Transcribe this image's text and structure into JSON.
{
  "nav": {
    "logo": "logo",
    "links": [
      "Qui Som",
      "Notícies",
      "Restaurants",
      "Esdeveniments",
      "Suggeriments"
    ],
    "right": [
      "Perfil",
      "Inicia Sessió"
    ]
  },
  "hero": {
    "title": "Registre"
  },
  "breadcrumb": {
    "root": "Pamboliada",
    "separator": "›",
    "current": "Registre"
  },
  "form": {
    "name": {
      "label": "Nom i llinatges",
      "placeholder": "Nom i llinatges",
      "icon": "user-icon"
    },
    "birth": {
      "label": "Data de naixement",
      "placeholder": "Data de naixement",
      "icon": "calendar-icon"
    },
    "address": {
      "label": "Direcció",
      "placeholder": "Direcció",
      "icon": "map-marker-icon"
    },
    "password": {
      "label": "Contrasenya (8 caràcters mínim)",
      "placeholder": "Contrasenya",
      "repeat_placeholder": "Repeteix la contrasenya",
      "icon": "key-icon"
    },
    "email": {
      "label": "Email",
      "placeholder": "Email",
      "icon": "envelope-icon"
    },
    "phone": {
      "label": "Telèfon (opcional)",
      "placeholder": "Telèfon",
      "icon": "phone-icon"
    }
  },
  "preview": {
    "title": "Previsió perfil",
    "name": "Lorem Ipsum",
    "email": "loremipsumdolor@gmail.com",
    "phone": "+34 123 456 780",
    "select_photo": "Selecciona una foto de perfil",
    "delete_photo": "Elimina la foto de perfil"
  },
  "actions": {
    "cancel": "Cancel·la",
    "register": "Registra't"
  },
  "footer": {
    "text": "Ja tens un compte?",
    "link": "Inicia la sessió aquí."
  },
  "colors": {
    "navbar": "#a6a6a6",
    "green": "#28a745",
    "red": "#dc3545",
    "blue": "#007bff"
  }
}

• [Aim of the exercise]
Check the data for the word "Telèfon" and pull out the lines that have it.

• [Output]
      "label": "Telèfon (opcional)",
      "placeholder": "Telèfon",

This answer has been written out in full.